-- Begin --

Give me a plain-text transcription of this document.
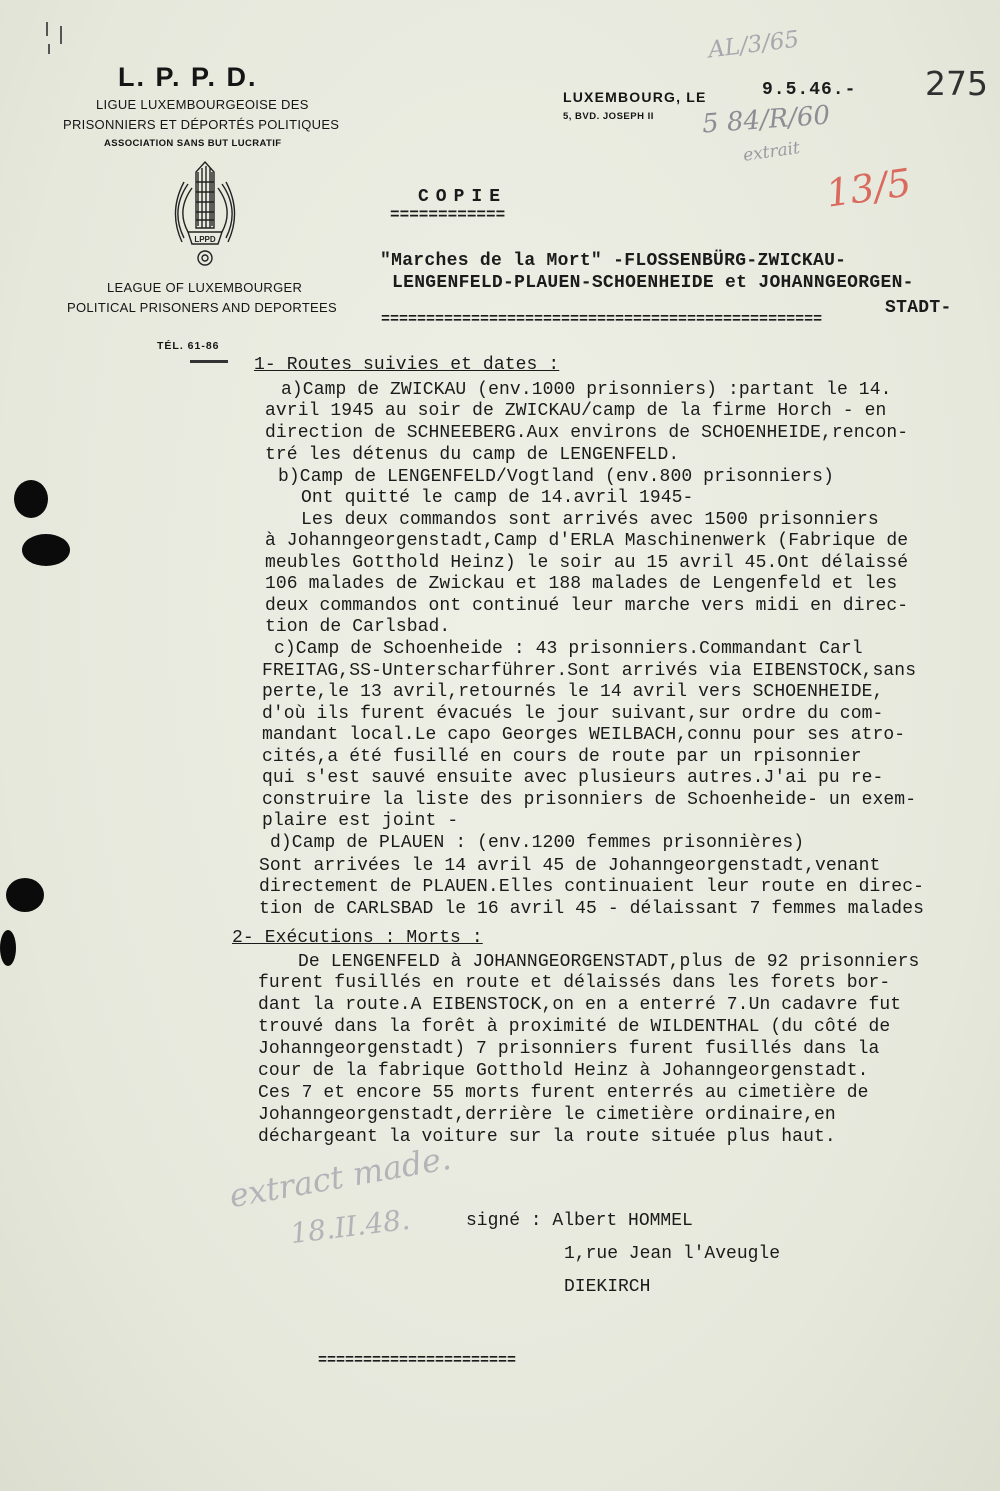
AL/3/65
275
5 84/R/60
extrait
13/5
L. P. P. D.
LIGUE LUXEMBOURGEOISE DES
PRISONNIERS ET DÉPORTÉS POLITIQUES
ASSOCIATION SANS BUT LUCRATIF
LPPD
LEAGUE OF LUXEMBOURGER
POLITICAL PRISONERS AND DEPORTEES
TÉL. 61-86
LUXEMBOURG, LE
5, BVD. JOSEPH II
9.5.46.-
COPIE
============
"Marches de la Mort" -FLOSSENBÜRG-ZWICKAU-
LENGENFELD-PLAUEN-SCHOENHEIDE et JOHANNGEORGEN-
STADT-
=================================================
1- Routes suivies et dates :
a)Camp de ZWICKAU (env.1000 prisonniers) :partant le 14.
avril 1945 au soir de ZWICKAU/camp de la firme Horch - en
direction de SCHNEEBERG.Aux environs de SCHOENHEIDE,rencon-
tré les détenus du camp de LENGENFELD.
b)Camp de LENGENFELD/Vogtland (env.800 prisonniers)
Ont quitté le camp de 14.avril 1945-
Les deux commandos sont arrivés avec 1500 prisonniers
à Johanngeorgenstadt,Camp d'ERLA Maschinenwerk (Fabrique de
meubles Gotthold Heinz) le soir au 15 avril 45.Ont délaissé
106 malades de Zwickau et 188 malades de Lengenfeld et les
deux commandos ont continué leur marche vers midi en direc-
tion de Carlsbad.
c)Camp de Schoenheide : 43 prisonniers.Commandant Carl
FREITAG,SS-Unterscharführer.Sont arrivés via EIBENSTOCK,sans
perte,le 13 avril,retournés le 14 avril vers SCHOENHEIDE,
d'où ils furent évacués le jour suivant,sur ordre du com-
mandant local.Le capo Georges WEILBACH,connu pour ses atro-
cités,a été fusillé en cours de route par un rpisonnier
qui s'est sauvé ensuite avec plusieurs autres.J'ai pu re-
construire la liste des prisonniers de Schoenheide- un exem-
plaire est joint -
d)Camp de PLAUEN : (env.1200 femmes prisonnières)
Sont arrivées le 14 avril 45 de Johanngeorgenstadt,venant
directement de PLAUEN.Elles continuaient leur route en direc-
tion de CARLSBAD le 16 avril 45 - délaissant 7 femmes malades
2- Exécutions : Morts :
De LENGENFELD à JOHANNGEORGENSTADT,plus de 92 prisonniers
furent fusillés en route et délaissés dans les forets bor-
dant la route.A EIBENSTOCK,on en a enterré 7.Un cadavre fut
trouvé dans la forêt à proximité de WILDENTHAL (du côté de
Johanngeorgenstadt) 7 prisonniers furent fusillés dans la
cour de la fabrique Gotthold Heinz à Johanngeorgenstadt.
Ces 7 et encore 55 morts furent enterrés au cimetière de
Johanngeorgenstadt,derrière le cimetière ordinaire,en
déchargeant la voiture sur la route située plus haut.
extract made.
18.II.48.	signé : Albert HOMMEL
1,rue Jean l'Aveugle
DIEKIRCH
======================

-- End --

» **Set task**: All of the data above should be quoted exactly, except for the pictures.

» **Task solution**:
Give me a plain-text transcription of this document.
AL/3/65
275
5 84/R/60
extrait
13/5
L. P. P. D.
LIGUE LUXEMBOURGEOISE DES
PRISONNIERS ET DÉPORTÉS POLITIQUES
ASSOCIATION SANS BUT LUCRATIF
LPPD
LEAGUE OF LUXEMBOURGER
POLITICAL PRISONERS AND DEPORTEES
TÉL. 61-86
LUXEMBOURG, LE
5, BVD. JOSEPH II
9.5.46.-
COPIE
============
"Marches de la Mort" -FLOSSENBÜRG-ZWICKAU-
LENGENFELD-PLAUEN-SCHOENHEIDE et JOHANNGEORGEN-
STADT-
=================================================
1- Routes suivies et dates :
a)Camp de ZWICKAU (env.1000 prisonniers) :partant le 14.
avril 1945 au soir de ZWICKAU/camp de la firme Horch - en
direction de SCHNEEBERG.Aux environs de SCHOENHEIDE,rencon-
tré les détenus du camp de LENGENFELD.
b)Camp de LENGENFELD/Vogtland (env.800 prisonniers)
Ont quitté le camp de 14.avril 1945-
Les deux commandos sont arrivés avec 1500 prisonniers
à Johanngeorgenstadt,Camp d'ERLA Maschinenwerk (Fabrique de
meubles Gotthold Heinz) le soir au 15 avril 45.Ont délaissé
106 malades de Zwickau et 188 malades de Lengenfeld et les
deux commandos ont continué leur marche vers midi en direc-
tion de Carlsbad.
c)Camp de Schoenheide : 43 prisonniers.Commandant Carl
FREITAG,SS-Unterscharführer.Sont arrivés via EIBENSTOCK,sans
perte,le 13 avril,retournés le 14 avril vers SCHOENHEIDE,
d'où ils furent évacués le jour suivant,sur ordre du com-
mandant local.Le capo Georges WEILBACH,connu pour ses atro-
cités,a été fusillé en cours de route par un rpisonnier
qui s'est sauvé ensuite avec plusieurs autres.J'ai pu re-
construire la liste des prisonniers de Schoenheide- un exem-
plaire est joint -
d)Camp de PLAUEN : (env.1200 femmes prisonnières)
Sont arrivées le 14 avril 45 de Johanngeorgenstadt,venant
directement de PLAUEN.Elles continuaient leur route en direc-
tion de CARLSBAD le 16 avril 45 - délaissant 7 femmes malades
2- Exécutions : Morts :
De LENGENFELD à JOHANNGEORGENSTADT,plus de 92 prisonniers
furent fusillés en route et délaissés dans les forets bor-
dant la route.A EIBENSTOCK,on en a enterré 7.Un cadavre fut
trouvé dans la forêt à proximité de WILDENTHAL (du côté de
Johanngeorgenstadt) 7 prisonniers furent fusillés dans la
cour de la fabrique Gotthold Heinz à Johanngeorgenstadt.
Ces 7 et encore 55 morts furent enterrés au cimetière de
Johanngeorgenstadt,derrière le cimetière ordinaire,en
déchargeant la voiture sur la route située plus haut.
extract made.
18.II.48.	signé : Albert HOMMEL
1,rue Jean l'Aveugle
DIEKIRCH
======================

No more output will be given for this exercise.